> _WORK TO COMPLETE_: Retype all of the data exactly as given.
== SUPPLIED RECORDS ==
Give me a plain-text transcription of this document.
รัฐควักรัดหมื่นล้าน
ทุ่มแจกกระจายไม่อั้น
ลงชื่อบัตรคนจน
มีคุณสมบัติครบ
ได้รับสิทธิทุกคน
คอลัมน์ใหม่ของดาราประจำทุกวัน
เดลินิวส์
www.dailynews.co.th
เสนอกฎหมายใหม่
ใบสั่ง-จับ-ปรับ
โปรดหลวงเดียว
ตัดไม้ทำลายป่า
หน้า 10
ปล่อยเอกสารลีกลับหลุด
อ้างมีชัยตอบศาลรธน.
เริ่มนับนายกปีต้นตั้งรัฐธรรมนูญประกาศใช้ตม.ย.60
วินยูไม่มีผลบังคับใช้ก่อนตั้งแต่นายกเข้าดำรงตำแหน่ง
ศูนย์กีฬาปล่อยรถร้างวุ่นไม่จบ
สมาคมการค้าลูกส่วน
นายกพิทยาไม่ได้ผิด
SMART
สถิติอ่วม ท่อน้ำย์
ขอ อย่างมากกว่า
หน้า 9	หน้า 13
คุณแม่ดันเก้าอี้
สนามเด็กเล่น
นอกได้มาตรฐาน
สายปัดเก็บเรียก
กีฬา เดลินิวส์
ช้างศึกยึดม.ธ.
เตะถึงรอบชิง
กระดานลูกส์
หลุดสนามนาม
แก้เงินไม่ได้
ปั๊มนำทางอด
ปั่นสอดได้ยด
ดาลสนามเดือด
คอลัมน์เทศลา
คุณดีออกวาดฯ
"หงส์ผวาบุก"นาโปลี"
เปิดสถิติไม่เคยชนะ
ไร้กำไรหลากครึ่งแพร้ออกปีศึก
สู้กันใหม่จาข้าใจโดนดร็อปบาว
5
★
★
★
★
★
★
===
> _ANSWER IN FULL_:
Give me a plain-text transcription of this document.
รัฐควักรัดหมื่นล้าน
ทุ่มแจกกระจายไม่อั้น
ลงชื่อบัตรคนจน
มีคุณสมบัติครบ
ได้รับสิทธิทุกคน
คอลัมน์ใหม่ของดาราประจำทุกวัน
เดลินิวส์
www.dailynews.co.th
เสนอกฎหมายใหม่
ใบสั่ง-จับ-ปรับ
โปรดหลวงเดียว
ตัดไม้ทำลายป่า
หน้า 10
ปล่อยเอกสารลีกลับหลุด
อ้างมีชัยตอบศาลรธน.
เริ่มนับนายกปีต้นตั้งรัฐธรรมนูญประกาศใช้ตม.ย.60
วินยูไม่มีผลบังคับใช้ก่อนตั้งแต่นายกเข้าดำรงตำแหน่ง
ศูนย์กีฬาปล่อยรถร้างวุ่นไม่จบ
สมาคมการค้าลูกส่วน
นายกพิทยาไม่ได้ผิด
SMART
สถิติอ่วม ท่อน้ำย์
ขอ อย่างมากกว่า
หน้า 9	หน้า 13
คุณแม่ดันเก้าอี้
สนามเด็กเล่น
นอกได้มาตรฐาน
สายปัดเก็บเรียก
กีฬา เดลินิวส์
ช้างศึกยึดม.ธ.
เตะถึงรอบชิง
กระดานลูกส์
หลุดสนามนาม
แก้เงินไม่ได้
ปั๊มนำทางอด
ปั่นสอดได้ยด
ดาลสนามเดือด
คอลัมน์เทศลา
คุณดีออกวาดฯ
"หงส์ผวาบุก"นาโปลี"
เปิดสถิติไม่เคยชนะ
ไร้กำไรหลากครึ่งแพร้ออกปีศึก
สู้กันใหม่จาข้าใจโดนดร็อปบาว
5
★
★
★
★
★
★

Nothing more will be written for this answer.